Task details:
Set down the entries below once more, precisely as they stand.

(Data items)
————————

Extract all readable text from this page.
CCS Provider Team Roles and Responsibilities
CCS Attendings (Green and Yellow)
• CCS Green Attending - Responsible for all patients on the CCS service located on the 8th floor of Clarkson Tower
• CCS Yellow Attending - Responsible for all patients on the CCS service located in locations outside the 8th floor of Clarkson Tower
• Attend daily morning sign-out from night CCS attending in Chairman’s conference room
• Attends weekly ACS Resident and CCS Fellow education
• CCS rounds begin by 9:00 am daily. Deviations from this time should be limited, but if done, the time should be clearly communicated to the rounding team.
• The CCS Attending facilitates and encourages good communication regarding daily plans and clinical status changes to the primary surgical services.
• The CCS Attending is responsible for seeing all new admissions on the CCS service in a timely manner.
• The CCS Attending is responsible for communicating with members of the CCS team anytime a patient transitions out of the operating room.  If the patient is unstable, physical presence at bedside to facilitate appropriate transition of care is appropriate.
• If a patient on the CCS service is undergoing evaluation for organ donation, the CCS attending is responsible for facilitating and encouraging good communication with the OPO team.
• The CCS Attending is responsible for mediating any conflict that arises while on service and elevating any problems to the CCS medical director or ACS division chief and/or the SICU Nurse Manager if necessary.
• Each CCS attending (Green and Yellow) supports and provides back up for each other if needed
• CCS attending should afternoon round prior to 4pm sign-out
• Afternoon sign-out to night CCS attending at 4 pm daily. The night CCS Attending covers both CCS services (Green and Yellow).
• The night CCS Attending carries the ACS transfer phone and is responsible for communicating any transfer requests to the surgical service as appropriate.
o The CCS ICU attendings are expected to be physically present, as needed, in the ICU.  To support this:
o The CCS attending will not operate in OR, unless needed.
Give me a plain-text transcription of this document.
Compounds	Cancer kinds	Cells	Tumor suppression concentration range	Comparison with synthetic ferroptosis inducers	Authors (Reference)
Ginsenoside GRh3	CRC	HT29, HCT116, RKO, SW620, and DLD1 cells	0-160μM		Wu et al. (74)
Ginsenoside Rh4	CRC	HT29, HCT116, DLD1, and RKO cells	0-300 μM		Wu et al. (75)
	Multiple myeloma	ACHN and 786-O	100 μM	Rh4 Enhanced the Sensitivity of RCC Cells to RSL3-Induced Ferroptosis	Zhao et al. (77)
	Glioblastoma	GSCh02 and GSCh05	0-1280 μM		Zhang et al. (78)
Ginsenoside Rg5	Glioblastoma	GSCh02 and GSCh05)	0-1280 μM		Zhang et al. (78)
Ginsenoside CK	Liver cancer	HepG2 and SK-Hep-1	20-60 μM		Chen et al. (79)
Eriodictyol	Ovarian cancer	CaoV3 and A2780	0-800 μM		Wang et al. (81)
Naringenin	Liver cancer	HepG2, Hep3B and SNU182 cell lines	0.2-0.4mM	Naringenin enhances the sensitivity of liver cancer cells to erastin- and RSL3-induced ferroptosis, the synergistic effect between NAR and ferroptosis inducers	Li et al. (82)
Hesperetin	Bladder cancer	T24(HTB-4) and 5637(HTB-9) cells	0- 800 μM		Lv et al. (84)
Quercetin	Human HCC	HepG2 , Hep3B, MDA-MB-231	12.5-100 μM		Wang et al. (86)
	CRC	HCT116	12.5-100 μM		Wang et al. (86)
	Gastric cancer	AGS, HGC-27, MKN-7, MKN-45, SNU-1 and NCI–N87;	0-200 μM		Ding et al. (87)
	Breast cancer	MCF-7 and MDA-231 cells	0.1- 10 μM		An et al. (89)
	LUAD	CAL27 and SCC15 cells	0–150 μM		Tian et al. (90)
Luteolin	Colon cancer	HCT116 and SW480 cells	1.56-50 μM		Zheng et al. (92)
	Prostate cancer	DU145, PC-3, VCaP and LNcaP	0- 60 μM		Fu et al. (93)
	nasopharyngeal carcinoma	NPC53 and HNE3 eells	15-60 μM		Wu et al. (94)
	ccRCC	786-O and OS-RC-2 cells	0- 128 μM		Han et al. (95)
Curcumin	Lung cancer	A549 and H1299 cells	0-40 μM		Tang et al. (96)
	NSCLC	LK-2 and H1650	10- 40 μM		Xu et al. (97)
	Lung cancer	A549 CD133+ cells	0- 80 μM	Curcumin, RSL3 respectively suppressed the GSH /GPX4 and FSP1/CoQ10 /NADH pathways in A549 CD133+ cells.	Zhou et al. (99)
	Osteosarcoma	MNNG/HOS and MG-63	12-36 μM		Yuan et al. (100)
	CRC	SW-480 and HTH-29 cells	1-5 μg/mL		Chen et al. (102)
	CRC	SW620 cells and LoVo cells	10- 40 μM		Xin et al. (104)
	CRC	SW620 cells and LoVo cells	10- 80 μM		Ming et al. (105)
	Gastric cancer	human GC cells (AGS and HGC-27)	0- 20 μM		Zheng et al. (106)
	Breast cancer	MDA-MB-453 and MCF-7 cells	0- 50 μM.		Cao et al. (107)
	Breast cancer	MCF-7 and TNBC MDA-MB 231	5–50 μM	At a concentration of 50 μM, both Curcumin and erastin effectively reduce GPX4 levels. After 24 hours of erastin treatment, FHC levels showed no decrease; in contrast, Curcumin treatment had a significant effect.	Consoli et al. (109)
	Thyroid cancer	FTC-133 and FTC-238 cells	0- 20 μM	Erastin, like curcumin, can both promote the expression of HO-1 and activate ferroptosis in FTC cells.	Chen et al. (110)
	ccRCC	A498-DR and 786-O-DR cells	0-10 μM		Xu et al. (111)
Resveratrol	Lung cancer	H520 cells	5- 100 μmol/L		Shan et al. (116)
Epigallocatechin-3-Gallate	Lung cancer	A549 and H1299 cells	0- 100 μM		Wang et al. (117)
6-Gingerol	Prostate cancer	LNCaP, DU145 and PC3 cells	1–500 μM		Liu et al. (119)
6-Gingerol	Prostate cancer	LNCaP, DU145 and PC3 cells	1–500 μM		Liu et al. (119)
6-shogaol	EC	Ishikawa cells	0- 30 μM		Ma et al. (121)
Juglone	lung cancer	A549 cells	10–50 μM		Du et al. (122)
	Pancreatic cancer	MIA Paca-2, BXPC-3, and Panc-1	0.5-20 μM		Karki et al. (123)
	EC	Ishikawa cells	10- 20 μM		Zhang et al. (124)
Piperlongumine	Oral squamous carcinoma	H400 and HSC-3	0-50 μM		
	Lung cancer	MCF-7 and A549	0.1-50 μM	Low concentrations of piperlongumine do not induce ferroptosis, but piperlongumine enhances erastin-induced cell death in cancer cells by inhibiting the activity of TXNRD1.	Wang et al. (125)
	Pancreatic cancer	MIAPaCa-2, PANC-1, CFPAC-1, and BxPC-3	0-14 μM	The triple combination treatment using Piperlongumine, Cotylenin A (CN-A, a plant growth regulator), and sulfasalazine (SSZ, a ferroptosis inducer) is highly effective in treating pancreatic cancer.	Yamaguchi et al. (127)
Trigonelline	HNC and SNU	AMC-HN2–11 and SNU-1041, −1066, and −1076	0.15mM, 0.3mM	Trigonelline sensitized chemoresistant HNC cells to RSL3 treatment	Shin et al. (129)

————————

Written solution:
Extract all readable text from this page.
CCS Provider Team Roles and Responsibilities
CCS Attendings (Green and Yellow)
• CCS Green Attending - Responsible for all patients on the CCS service located on the 8th floor of Clarkson Tower
• CCS Yellow Attending - Responsible for all patients on the CCS service located in locations outside the 8th floor of Clarkson Tower
• Attend daily morning sign-out from night CCS attending in Chairman’s conference room
• Attends weekly ACS Resident and CCS Fellow education
• CCS rounds begin by 9:00 am daily. Deviations from this time should be limited, but if done, the time should be clearly communicated to the rounding team.
• The CCS Attending facilitates and encourages good communication regarding daily plans and clinical status changes to the primary surgical services.
• The CCS Attending is responsible for seeing all new admissions on the CCS service in a timely manner.
• The CCS Attending is responsible for communicating with members of the CCS team anytime a patient transitions out of the operating room.  If the patient is unstable, physical presence at bedside to facilitate appropriate transition of care is appropriate.
• If a patient on the CCS service is undergoing evaluation for organ donation, the CCS attending is responsible for facilitating and encouraging good communication with the OPO team.
• The CCS Attending is responsible for mediating any conflict that arises while on service and elevating any problems to the CCS medical director or ACS division chief and/or the SICU Nurse Manager if necessary.
• Each CCS attending (Green and Yellow) supports and provides back up for each other if needed
• CCS attending should afternoon round prior to 4pm sign-out
• Afternoon sign-out to night CCS attending at 4 pm daily. The night CCS Attending covers both CCS services (Green and Yellow).
• The night CCS Attending carries the ACS transfer phone and is responsible for communicating any transfer requests to the surgical service as appropriate.
o The CCS ICU attendings are expected to be physically present, as needed, in the ICU.  To support this:
o The CCS attending will not operate in OR, unless needed.
Give me a plain-text transcription of this document.
Compounds	Cancer kinds	Cells	Tumor suppression concentration range	Comparison with synthetic ferroptosis inducers	Authors (Reference)
Ginsenoside GRh3	CRC	HT29, HCT116, RKO, SW620, and DLD1 cells	0-160μM		Wu et al. (74)
Ginsenoside Rh4	CRC	HT29, HCT116, DLD1, and RKO cells	0-300 μM		Wu et al. (75)
	Multiple myeloma	ACHN and 786-O	100 μM	Rh4 Enhanced the Sensitivity of RCC Cells to RSL3-Induced Ferroptosis	Zhao et al. (77)
	Glioblastoma	GSCh02 and GSCh05	0-1280 μM		Zhang et al. (78)
Ginsenoside Rg5	Glioblastoma	GSCh02 and GSCh05)	0-1280 μM		Zhang et al. (78)
Ginsenoside CK	Liver cancer	HepG2 and SK-Hep-1	20-60 μM		Chen et al. (79)
Eriodictyol	Ovarian cancer	CaoV3 and A2780	0-800 μM		Wang et al. (81)
Naringenin	Liver cancer	HepG2, Hep3B and SNU182 cell lines	0.2-0.4mM	Naringenin enhances the sensitivity of liver cancer cells to erastin- and RSL3-induced ferroptosis, the synergistic effect between NAR and ferroptosis inducers	Li et al. (82)
Hesperetin	Bladder cancer	T24(HTB-4) and 5637(HTB-9) cells	0- 800 μM		Lv et al. (84)
Quercetin	Human HCC	HepG2 , Hep3B, MDA-MB-231	12.5-100 μM		Wang et al. (86)
	CRC	HCT116	12.5-100 μM		Wang et al. (86)
	Gastric cancer	AGS, HGC-27, MKN-7, MKN-45, SNU-1 and NCI–N87;	0-200 μM		Ding et al. (87)
	Breast cancer	MCF-7 and MDA-231 cells	0.1- 10 μM		An et al. (89)
	LUAD	CAL27 and SCC15 cells	0–150 μM		Tian et al. (90)
Luteolin	Colon cancer	HCT116 and SW480 cells	1.56-50 μM		Zheng et al. (92)
	Prostate cancer	DU145, PC-3, VCaP and LNcaP	0- 60 μM		Fu et al. (93)
	nasopharyngeal carcinoma	NPC53 and HNE3 eells	15-60 μM		Wu et al. (94)
	ccRCC	786-O and OS-RC-2 cells	0- 128 μM		Han et al. (95)
Curcumin	Lung cancer	A549 and H1299 cells	0-40 μM		Tang et al. (96)
	NSCLC	LK-2 and H1650	10- 40 μM		Xu et al. (97)
	Lung cancer	A549 CD133+ cells	0- 80 μM	Curcumin, RSL3 respectively suppressed the GSH /GPX4 and FSP1/CoQ10 /NADH pathways in A549 CD133+ cells.	Zhou et al. (99)
	Osteosarcoma	MNNG/HOS and MG-63	12-36 μM		Yuan et al. (100)
	CRC	SW-480 and HTH-29 cells	1-5 μg/mL		Chen et al. (102)
	CRC	SW620 cells and LoVo cells	10- 40 μM		Xin et al. (104)
	CRC	SW620 cells and LoVo cells	10- 80 μM		Ming et al. (105)
	Gastric cancer	human GC cells (AGS and HGC-27)	0- 20 μM		Zheng et al. (106)
	Breast cancer	MDA-MB-453 and MCF-7 cells	0- 50 μM.		Cao et al. (107)
	Breast cancer	MCF-7 and TNBC MDA-MB 231	5–50 μM	At a concentration of 50 μM, both Curcumin and erastin effectively reduce GPX4 levels. After 24 hours of erastin treatment, FHC levels showed no decrease; in contrast, Curcumin treatment had a significant effect.	Consoli et al. (109)
	Thyroid cancer	FTC-133 and FTC-238 cells	0- 20 μM	Erastin, like curcumin, can both promote the expression of HO-1 and activate ferroptosis in FTC cells.	Chen et al. (110)
	ccRCC	A498-DR and 786-O-DR cells	0-10 μM		Xu et al. (111)
Resveratrol	Lung cancer	H520 cells	5- 100 μmol/L		Shan et al. (116)
Epigallocatechin-3-Gallate	Lung cancer	A549 and H1299 cells	0- 100 μM		Wang et al. (117)
6-Gingerol	Prostate cancer	LNCaP, DU145 and PC3 cells	1–500 μM		Liu et al. (119)
6-Gingerol	Prostate cancer	LNCaP, DU145 and PC3 cells	1–500 μM		Liu et al. (119)
6-shogaol	EC	Ishikawa cells	0- 30 μM		Ma et al. (121)
Juglone	lung cancer	A549 cells	10–50 μM		Du et al. (122)
	Pancreatic cancer	MIA Paca-2, BXPC-3, and Panc-1	0.5-20 μM		Karki et al. (123)
	EC	Ishikawa cells	10- 20 μM		Zhang et al. (124)
Piperlongumine	Oral squamous carcinoma	H400 and HSC-3	0-50 μM		
	Lung cancer	MCF-7 and A549	0.1-50 μM	Low concentrations of piperlongumine do not induce ferroptosis, but piperlongumine enhances erastin-induced cell death in cancer cells by inhibiting the activity of TXNRD1.	Wang et al. (125)
	Pancreatic cancer	MIAPaCa-2, PANC-1, CFPAC-1, and BxPC-3	0-14 μM	The triple combination treatment using Piperlongumine, Cotylenin A (CN-A, a plant growth regulator), and sulfasalazine (SSZ, a ferroptosis inducer) is highly effective in treating pancreatic cancer.	Yamaguchi et al. (127)
Trigonelline	HNC and SNU	AMC-HN2–11 and SNU-1041, −1066, and −1076	0.15mM, 0.3mM	Trigonelline sensitized chemoresistant HNC cells to RSL3 treatment	Shin et al. (129)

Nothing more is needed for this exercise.